EXERCISE DETAILS -> Please print the full listing exactly.

┄┄┄┄┄┄

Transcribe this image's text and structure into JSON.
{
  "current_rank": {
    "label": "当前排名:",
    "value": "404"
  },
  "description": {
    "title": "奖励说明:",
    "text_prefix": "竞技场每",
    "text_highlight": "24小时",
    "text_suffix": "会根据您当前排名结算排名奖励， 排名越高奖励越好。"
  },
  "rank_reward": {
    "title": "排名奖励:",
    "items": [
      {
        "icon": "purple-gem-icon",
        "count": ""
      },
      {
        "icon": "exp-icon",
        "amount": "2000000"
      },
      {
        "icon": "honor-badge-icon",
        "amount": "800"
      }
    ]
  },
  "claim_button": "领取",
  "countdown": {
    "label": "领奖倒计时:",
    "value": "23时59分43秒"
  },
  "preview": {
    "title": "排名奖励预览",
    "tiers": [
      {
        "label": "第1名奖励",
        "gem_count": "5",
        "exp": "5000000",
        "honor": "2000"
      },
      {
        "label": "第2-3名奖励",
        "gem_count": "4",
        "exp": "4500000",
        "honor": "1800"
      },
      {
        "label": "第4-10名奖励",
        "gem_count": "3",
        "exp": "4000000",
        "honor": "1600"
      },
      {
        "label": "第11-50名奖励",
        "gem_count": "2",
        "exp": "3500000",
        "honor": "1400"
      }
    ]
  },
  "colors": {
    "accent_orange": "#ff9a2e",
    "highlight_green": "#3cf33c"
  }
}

┄┄┄┄┄┄

RESULT OF THIS TASK ->
Transcribe this image's text and structure into JSON.
{
  "current_rank": {
    "label": "当前排名:",
    "value": "404"
  },
  "description": {
    "title": "奖励说明:",
    "text_prefix": "竞技场每",
    "text_highlight": "24小时",
    "text_suffix": "会根据您当前排名结算排名奖励， 排名越高奖励越好。"
  },
  "rank_reward": {
    "title": "排名奖励:",
    "items": [
      {
        "icon": "purple-gem-icon",
        "count": ""
      },
      {
        "icon": "exp-icon",
        "amount": "2000000"
      },
      {
        "icon": "honor-badge-icon",
        "amount": "800"
      }
    ]
  },
  "claim_button": "领取",
  "countdown": {
    "label": "领奖倒计时:",
    "value": "23时59分43秒"
  },
  "preview": {
    "title": "排名奖励预览",
    "tiers": [
      {
        "label": "第1名奖励",
        "gem_count": "5",
        "exp": "5000000",
        "honor": "2000"
      },
      {
        "label": "第2-3名奖励",
        "gem_count": "4",
        "exp": "4500000",
        "honor": "1800"
      },
      {
        "label": "第4-10名奖励",
        "gem_count": "3",
        "exp": "4000000",
        "honor": "1600"
      },
      {
        "label": "第11-50名奖励",
        "gem_count": "2",
        "exp": "3500000",
        "honor": "1400"
      }
    ]
  },
  "colors": {
    "accent_orange": "#ff9a2e",
    "highlight_green": "#3cf33c"
  }
}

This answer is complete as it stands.